> _Task to complete_: Reproduce the records below in their entirety, character for character.

> _Supplied information_:
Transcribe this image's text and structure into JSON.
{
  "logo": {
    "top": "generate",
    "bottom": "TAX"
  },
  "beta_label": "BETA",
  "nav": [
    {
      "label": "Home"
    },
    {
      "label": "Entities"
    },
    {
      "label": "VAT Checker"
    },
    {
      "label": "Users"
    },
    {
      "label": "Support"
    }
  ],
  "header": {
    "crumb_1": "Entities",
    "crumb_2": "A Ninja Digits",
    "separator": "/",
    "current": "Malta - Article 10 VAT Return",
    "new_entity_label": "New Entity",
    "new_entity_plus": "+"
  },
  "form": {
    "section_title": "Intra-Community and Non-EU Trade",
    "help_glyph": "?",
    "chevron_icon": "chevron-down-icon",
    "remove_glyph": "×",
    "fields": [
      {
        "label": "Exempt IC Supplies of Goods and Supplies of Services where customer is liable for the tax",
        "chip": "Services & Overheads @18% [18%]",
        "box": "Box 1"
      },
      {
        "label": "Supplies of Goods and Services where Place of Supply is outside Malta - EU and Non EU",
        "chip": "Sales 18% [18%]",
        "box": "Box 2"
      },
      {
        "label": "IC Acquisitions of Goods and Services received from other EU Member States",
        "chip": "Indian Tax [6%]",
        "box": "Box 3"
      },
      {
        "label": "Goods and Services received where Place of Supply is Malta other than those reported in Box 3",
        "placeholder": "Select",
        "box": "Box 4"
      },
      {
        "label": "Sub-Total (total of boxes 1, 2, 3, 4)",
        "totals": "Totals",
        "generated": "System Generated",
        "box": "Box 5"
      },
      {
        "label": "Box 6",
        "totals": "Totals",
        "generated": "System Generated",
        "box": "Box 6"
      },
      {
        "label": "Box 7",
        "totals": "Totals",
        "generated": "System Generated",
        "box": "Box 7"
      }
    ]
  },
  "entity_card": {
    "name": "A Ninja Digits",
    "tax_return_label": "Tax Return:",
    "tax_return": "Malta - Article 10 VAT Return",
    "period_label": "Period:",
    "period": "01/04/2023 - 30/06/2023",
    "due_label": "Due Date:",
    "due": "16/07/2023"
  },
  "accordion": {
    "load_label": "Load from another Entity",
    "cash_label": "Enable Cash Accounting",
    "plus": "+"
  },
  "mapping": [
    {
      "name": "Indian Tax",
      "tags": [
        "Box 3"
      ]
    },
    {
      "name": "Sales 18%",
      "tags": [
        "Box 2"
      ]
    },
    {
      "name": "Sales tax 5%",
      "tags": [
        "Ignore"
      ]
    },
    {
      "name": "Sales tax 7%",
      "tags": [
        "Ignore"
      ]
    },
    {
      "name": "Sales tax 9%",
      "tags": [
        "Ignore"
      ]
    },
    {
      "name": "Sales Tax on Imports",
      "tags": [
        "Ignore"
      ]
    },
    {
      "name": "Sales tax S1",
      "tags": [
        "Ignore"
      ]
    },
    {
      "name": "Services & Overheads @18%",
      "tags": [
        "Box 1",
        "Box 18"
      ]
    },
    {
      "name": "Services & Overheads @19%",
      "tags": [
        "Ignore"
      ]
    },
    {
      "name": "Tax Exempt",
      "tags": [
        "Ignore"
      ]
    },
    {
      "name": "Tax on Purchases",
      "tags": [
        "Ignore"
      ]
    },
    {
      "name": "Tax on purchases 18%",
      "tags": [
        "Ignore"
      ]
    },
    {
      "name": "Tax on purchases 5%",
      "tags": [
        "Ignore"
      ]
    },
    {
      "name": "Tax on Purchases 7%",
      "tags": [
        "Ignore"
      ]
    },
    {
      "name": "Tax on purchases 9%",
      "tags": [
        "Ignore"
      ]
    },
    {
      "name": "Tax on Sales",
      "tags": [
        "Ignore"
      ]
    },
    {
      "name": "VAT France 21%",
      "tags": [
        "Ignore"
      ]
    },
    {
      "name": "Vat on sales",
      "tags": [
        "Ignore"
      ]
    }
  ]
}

> _Completed task_:
Transcribe this image's text and structure into JSON.
{
  "logo": {
    "top": "generate",
    "bottom": "TAX"
  },
  "beta_label": "BETA",
  "nav": [
    {
      "label": "Home"
    },
    {
      "label": "Entities"
    },
    {
      "label": "VAT Checker"
    },
    {
      "label": "Users"
    },
    {
      "label": "Support"
    }
  ],
  "header": {
    "crumb_1": "Entities",
    "crumb_2": "A Ninja Digits",
    "separator": "/",
    "current": "Malta - Article 10 VAT Return",
    "new_entity_label": "New Entity",
    "new_entity_plus": "+"
  },
  "form": {
    "section_title": "Intra-Community and Non-EU Trade",
    "help_glyph": "?",
    "chevron_icon": "chevron-down-icon",
    "remove_glyph": "×",
    "fields": [
      {
        "label": "Exempt IC Supplies of Goods and Supplies of Services where customer is liable for the tax",
        "chip": "Services & Overheads @18% [18%]",
        "box": "Box 1"
      },
      {
        "label": "Supplies of Goods and Services where Place of Supply is outside Malta - EU and Non EU",
        "chip": "Sales 18% [18%]",
        "box": "Box 2"
      },
      {
        "label": "IC Acquisitions of Goods and Services received from other EU Member States",
        "chip": "Indian Tax [6%]",
        "box": "Box 3"
      },
      {
        "label": "Goods and Services received where Place of Supply is Malta other than those reported in Box 3",
        "placeholder": "Select",
        "box": "Box 4"
      },
      {
        "label": "Sub-Total (total of boxes 1, 2, 3, 4)",
        "totals": "Totals",
        "generated": "System Generated",
        "box": "Box 5"
      },
      {
        "label": "Box 6",
        "totals": "Totals",
        "generated": "System Generated",
        "box": "Box 6"
      },
      {
        "label": "Box 7",
        "totals": "Totals",
        "generated": "System Generated",
        "box": "Box 7"
      }
    ]
  },
  "entity_card": {
    "name": "A Ninja Digits",
    "tax_return_label": "Tax Return:",
    "tax_return": "Malta - Article 10 VAT Return",
    "period_label": "Period:",
    "period": "01/04/2023 - 30/06/2023",
    "due_label": "Due Date:",
    "due": "16/07/2023"
  },
  "accordion": {
    "load_label": "Load from another Entity",
    "cash_label": "Enable Cash Accounting",
    "plus": "+"
  },
  "mapping": [
    {
      "name": "Indian Tax",
      "tags": [
        "Box 3"
      ]
    },
    {
      "name": "Sales 18%",
      "tags": [
        "Box 2"
      ]
    },
    {
      "name": "Sales tax 5%",
      "tags": [
        "Ignore"
      ]
    },
    {
      "name": "Sales tax 7%",
      "tags": [
        "Ignore"
      ]
    },
    {
      "name": "Sales tax 9%",
      "tags": [
        "Ignore"
      ]
    },
    {
      "name": "Sales Tax on Imports",
      "tags": [
        "Ignore"
      ]
    },
    {
      "name": "Sales tax S1",
      "tags": [
        "Ignore"
      ]
    },
    {
      "name": "Services & Overheads @18%",
      "tags": [
        "Box 1",
        "Box 18"
      ]
    },
    {
      "name": "Services & Overheads @19%",
      "tags": [
        "Ignore"
      ]
    },
    {
      "name": "Tax Exempt",
      "tags": [
        "Ignore"
      ]
    },
    {
      "name": "Tax on Purchases",
      "tags": [
        "Ignore"
      ]
    },
    {
      "name": "Tax on purchases 18%",
      "tags": [
        "Ignore"
      ]
    },
    {
      "name": "Tax on purchases 5%",
      "tags": [
        "Ignore"
      ]
    },
    {
      "name": "Tax on Purchases 7%",
      "tags": [
        "Ignore"
      ]
    },
    {
      "name": "Tax on purchases 9%",
      "tags": [
        "Ignore"
      ]
    },
    {
      "name": "Tax on Sales",
      "tags": [
        "Ignore"
      ]
    },
    {
      "name": "VAT France 21%",
      "tags": [
        "Ignore"
      ]
    },
    {
      "name": "Vat on sales",
      "tags": [
        "Ignore"
      ]
    }
  ]
}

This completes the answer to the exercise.